- [Data shown]

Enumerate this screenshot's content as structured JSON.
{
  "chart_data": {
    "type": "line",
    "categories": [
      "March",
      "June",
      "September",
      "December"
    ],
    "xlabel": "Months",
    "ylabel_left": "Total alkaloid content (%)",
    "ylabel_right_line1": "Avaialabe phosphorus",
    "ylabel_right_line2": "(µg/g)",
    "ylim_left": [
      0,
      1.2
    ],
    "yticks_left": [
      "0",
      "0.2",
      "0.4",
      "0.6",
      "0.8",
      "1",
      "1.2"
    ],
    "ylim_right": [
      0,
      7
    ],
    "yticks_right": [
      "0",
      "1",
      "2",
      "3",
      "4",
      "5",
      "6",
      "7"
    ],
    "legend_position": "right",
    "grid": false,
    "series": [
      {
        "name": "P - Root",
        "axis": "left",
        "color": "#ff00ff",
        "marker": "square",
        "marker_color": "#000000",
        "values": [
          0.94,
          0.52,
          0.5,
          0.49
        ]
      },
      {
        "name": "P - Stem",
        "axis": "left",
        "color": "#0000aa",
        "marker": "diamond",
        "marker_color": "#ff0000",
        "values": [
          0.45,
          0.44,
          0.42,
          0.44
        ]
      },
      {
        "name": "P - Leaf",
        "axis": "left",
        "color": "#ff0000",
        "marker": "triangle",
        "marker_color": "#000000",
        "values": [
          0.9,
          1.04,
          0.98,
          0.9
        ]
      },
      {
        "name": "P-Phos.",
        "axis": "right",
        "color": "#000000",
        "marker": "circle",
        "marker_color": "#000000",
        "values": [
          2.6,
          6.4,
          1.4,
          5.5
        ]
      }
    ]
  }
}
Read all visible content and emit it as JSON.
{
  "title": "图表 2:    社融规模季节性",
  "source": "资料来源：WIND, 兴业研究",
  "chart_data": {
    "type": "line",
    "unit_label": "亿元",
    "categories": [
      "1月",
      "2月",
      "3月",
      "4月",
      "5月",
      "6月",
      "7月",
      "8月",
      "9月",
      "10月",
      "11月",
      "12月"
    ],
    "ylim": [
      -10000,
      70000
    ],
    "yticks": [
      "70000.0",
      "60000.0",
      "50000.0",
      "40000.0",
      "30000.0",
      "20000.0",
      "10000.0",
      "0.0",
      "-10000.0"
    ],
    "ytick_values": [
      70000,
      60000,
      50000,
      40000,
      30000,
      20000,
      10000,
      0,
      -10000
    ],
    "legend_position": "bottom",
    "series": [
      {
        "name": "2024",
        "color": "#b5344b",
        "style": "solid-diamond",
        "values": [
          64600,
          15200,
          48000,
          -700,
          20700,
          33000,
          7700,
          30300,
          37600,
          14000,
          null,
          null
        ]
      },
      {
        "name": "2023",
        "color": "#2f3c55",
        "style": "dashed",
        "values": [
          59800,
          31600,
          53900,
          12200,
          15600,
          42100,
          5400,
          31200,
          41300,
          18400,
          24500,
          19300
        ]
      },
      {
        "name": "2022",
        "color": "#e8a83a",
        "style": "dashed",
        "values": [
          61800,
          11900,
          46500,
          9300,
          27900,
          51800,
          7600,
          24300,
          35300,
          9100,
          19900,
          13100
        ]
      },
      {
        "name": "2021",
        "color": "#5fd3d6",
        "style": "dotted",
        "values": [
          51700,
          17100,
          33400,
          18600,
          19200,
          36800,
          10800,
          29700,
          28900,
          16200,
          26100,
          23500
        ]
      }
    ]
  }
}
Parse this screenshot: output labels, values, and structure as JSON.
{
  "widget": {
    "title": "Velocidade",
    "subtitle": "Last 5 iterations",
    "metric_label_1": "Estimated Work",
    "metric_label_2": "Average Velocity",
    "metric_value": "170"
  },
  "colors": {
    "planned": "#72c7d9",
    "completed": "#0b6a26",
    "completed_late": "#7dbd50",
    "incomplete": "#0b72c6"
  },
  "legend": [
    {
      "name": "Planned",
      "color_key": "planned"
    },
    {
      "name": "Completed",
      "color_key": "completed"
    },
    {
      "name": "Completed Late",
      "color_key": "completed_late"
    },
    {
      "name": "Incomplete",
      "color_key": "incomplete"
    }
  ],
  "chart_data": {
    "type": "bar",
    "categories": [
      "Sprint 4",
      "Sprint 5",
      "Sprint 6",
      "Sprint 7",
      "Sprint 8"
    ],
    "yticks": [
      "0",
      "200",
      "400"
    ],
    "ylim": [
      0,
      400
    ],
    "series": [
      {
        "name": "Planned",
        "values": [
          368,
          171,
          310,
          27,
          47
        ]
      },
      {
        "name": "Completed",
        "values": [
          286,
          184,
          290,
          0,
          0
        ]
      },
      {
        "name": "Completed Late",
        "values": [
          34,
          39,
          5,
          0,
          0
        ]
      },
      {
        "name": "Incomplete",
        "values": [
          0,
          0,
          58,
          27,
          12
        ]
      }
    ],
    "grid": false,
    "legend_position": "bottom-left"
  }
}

- [Task directions] Gather every line from the entries above where the word "JSON" appears, and copy them.

- [Reply]
Enumerate this screenshot's content as structured JSON.
Read all visible content and emit it as JSON.
Parse this screenshot: output labels, values, and structure as JSON.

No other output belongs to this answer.